## What the task asks:
Your task is to output the listing word for word, with pictures excluded.

## Records from a collection of figures:
______

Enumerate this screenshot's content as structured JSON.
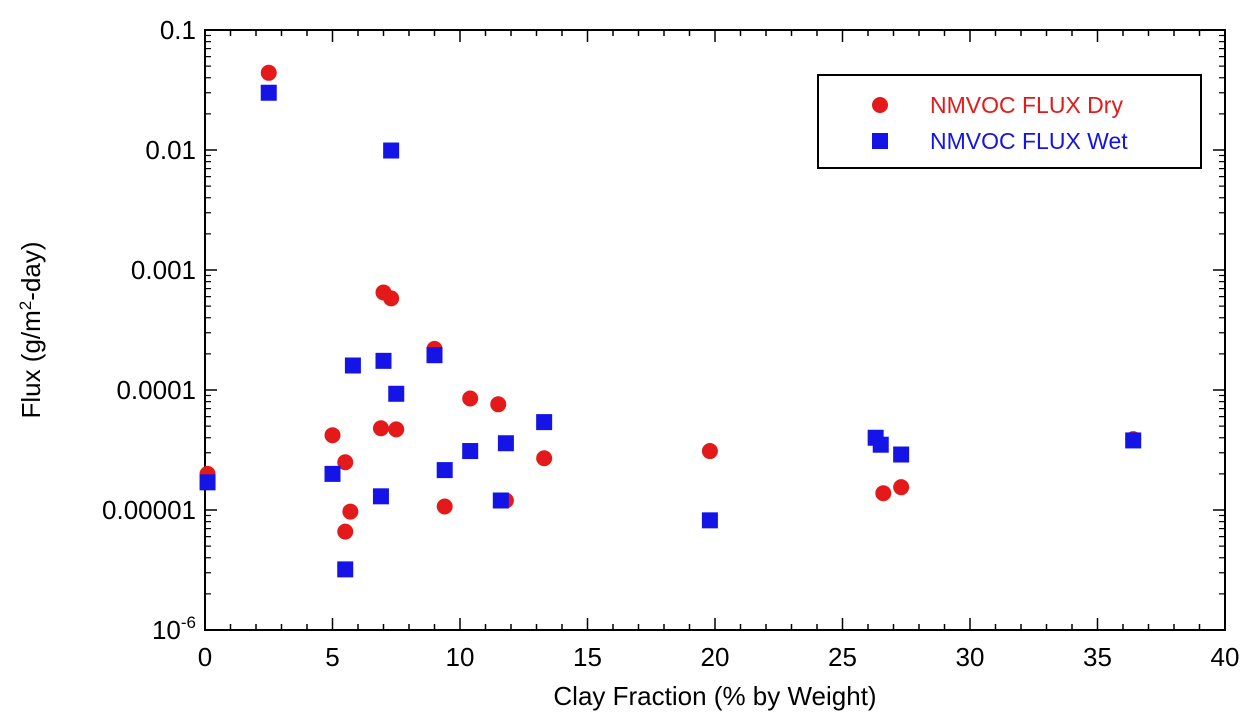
{
  "chart_data": {
    "type": "scatter",
    "title": "",
    "xlabel": "Clay Fraction (% by Weight)",
    "ylabel": "Flux (g/m²-day)",
    "xlim": [
      0,
      40
    ],
    "ylim": [
      1e-06,
      0.1
    ],
    "y_scale": "log",
    "x_ticks": [
      0,
      5,
      10,
      15,
      20,
      25,
      30,
      35,
      40
    ],
    "y_tick_labels": [
      "10",
      "0.00001",
      "0.0001",
      "0.001",
      "0.01",
      "0.1"
    ],
    "legend_position": "top-right",
    "grid": false,
    "series": [
      {
        "name": "NMVOC FLUX Dry",
        "marker": "circle",
        "color": "#e41a1a",
        "points": [
          {
            "x": 0.1,
            "y": 2e-05
          },
          {
            "x": 2.5,
            "y": 0.044
          },
          {
            "x": 5.0,
            "y": 4.2e-05
          },
          {
            "x": 5.5,
            "y": 2.5e-05
          },
          {
            "x": 5.5,
            "y": 6.6e-06
          },
          {
            "x": 5.7,
            "y": 9.7e-06
          },
          {
            "x": 6.9,
            "y": 4.8e-05
          },
          {
            "x": 7.0,
            "y": 0.00065
          },
          {
            "x": 7.3,
            "y": 0.00058
          },
          {
            "x": 7.5,
            "y": 4.7e-05
          },
          {
            "x": 9.0,
            "y": 0.00022
          },
          {
            "x": 9.4,
            "y": 1.07e-05
          },
          {
            "x": 10.4,
            "y": 8.5e-05
          },
          {
            "x": 11.5,
            "y": 7.6e-05
          },
          {
            "x": 11.8,
            "y": 1.2e-05
          },
          {
            "x": 13.3,
            "y": 2.7e-05
          },
          {
            "x": 19.8,
            "y": 3.1e-05
          },
          {
            "x": 26.6,
            "y": 1.38e-05
          },
          {
            "x": 27.3,
            "y": 1.55e-05
          },
          {
            "x": 36.4,
            "y": 3.9e-05
          }
        ]
      },
      {
        "name": "NMVOC FLUX Wet",
        "marker": "square",
        "color": "#1414e6",
        "points": [
          {
            "x": 0.1,
            "y": 1.7e-05
          },
          {
            "x": 2.5,
            "y": 0.03
          },
          {
            "x": 5.0,
            "y": 2e-05
          },
          {
            "x": 5.5,
            "y": 3.2e-06
          },
          {
            "x": 5.8,
            "y": 0.00016
          },
          {
            "x": 6.9,
            "y": 1.3e-05
          },
          {
            "x": 7.0,
            "y": 0.000175
          },
          {
            "x": 7.3,
            "y": 0.0099
          },
          {
            "x": 7.5,
            "y": 9.3e-05
          },
          {
            "x": 9.0,
            "y": 0.000195
          },
          {
            "x": 9.4,
            "y": 2.15e-05
          },
          {
            "x": 10.4,
            "y": 3.1e-05
          },
          {
            "x": 11.6,
            "y": 1.2e-05
          },
          {
            "x": 11.8,
            "y": 3.6e-05
          },
          {
            "x": 13.3,
            "y": 5.4e-05
          },
          {
            "x": 19.8,
            "y": 8.2e-06
          },
          {
            "x": 26.3,
            "y": 4e-05
          },
          {
            "x": 26.5,
            "y": 3.5e-05
          },
          {
            "x": 27.3,
            "y": 2.9e-05
          },
          {
            "x": 36.4,
            "y": 3.8e-05
          }
        ]
      }
    ]
  }
}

______

## Reply:
Enumerate this screenshot's content as structured JSON.
{
  "chart_data": {
    "type": "scatter",
    "title": "",
    "xlabel": "Clay Fraction (% by Weight)",
    "ylabel": "Flux (g/m²-day)",
    "xlim": [
      0,
      40
    ],
    "ylim": [
      1e-06,
      0.1
    ],
    "y_scale": "log",
    "x_ticks": [
      0,
      5,
      10,
      15,
      20,
      25,
      30,
      35,
      40
    ],
    "y_tick_labels": [
      "10",
      "0.00001",
      "0.0001",
      "0.001",
      "0.01",
      "0.1"
    ],
    "legend_position": "top-right",
    "grid": false,
    "series": [
      {
        "name": "NMVOC FLUX Dry",
        "marker": "circle",
        "color": "#e41a1a",
        "points": [
          {
            "x": 0.1,
            "y": 2e-05
          },
          {
            "x": 2.5,
            "y": 0.044
          },
          {
            "x": 5.0,
            "y": 4.2e-05
          },
          {
            "x": 5.5,
            "y": 2.5e-05
          },
          {
            "x": 5.5,
            "y": 6.6e-06
          },
          {
            "x": 5.7,
            "y": 9.7e-06
          },
          {
            "x": 6.9,
            "y": 4.8e-05
          },
          {
            "x": 7.0,
            "y": 0.00065
          },
          {
            "x": 7.3,
            "y": 0.00058
          },
          {
            "x": 7.5,
            "y": 4.7e-05
          },
          {
            "x": 9.0,
            "y": 0.00022
          },
          {
            "x": 9.4,
            "y": 1.07e-05
          },
          {
            "x": 10.4,
            "y": 8.5e-05
          },
          {
            "x": 11.5,
            "y": 7.6e-05
          },
          {
            "x": 11.8,
            "y": 1.2e-05
          },
          {
            "x": 13.3,
            "y": 2.7e-05
          },
          {
            "x": 19.8,
            "y": 3.1e-05
          },
          {
            "x": 26.6,
            "y": 1.38e-05
          },
          {
            "x": 27.3,
            "y": 1.55e-05
          },
          {
            "x": 36.4,
            "y": 3.9e-05
          }
        ]
      },
      {
        "name": "NMVOC FLUX Wet",
        "marker": "square",
        "color": "#1414e6",
        "points": [
          {
            "x": 0.1,
            "y": 1.7e-05
          },
          {
            "x": 2.5,
            "y": 0.03
          },
          {
            "x": 5.0,
            "y": 2e-05
          },
          {
            "x": 5.5,
            "y": 3.2e-06
          },
          {
            "x": 5.8,
            "y": 0.00016
          },
          {
            "x": 6.9,
            "y": 1.3e-05
          },
          {
            "x": 7.0,
            "y": 0.000175
          },
          {
            "x": 7.3,
            "y": 0.0099
          },
          {
            "x": 7.5,
            "y": 9.3e-05
          },
          {
            "x": 9.0,
            "y": 0.000195
          },
          {
            "x": 9.4,
            "y": 2.15e-05
          },
          {
            "x": 10.4,
            "y": 3.1e-05
          },
          {
            "x": 11.6,
            "y": 1.2e-05
          },
          {
            "x": 11.8,
            "y": 3.6e-05
          },
          {
            "x": 13.3,
            "y": 5.4e-05
          },
          {
            "x": 19.8,
            "y": 8.2e-06
          },
          {
            "x": 26.3,
            "y": 4e-05
          },
          {
            "x": 26.5,
            "y": 3.5e-05
          },
          {
            "x": 27.3,
            "y": 2.9e-05
          },
          {
            "x": 36.4,
            "y": 3.8e-05
          }
        ]
      }
    ]
  }
}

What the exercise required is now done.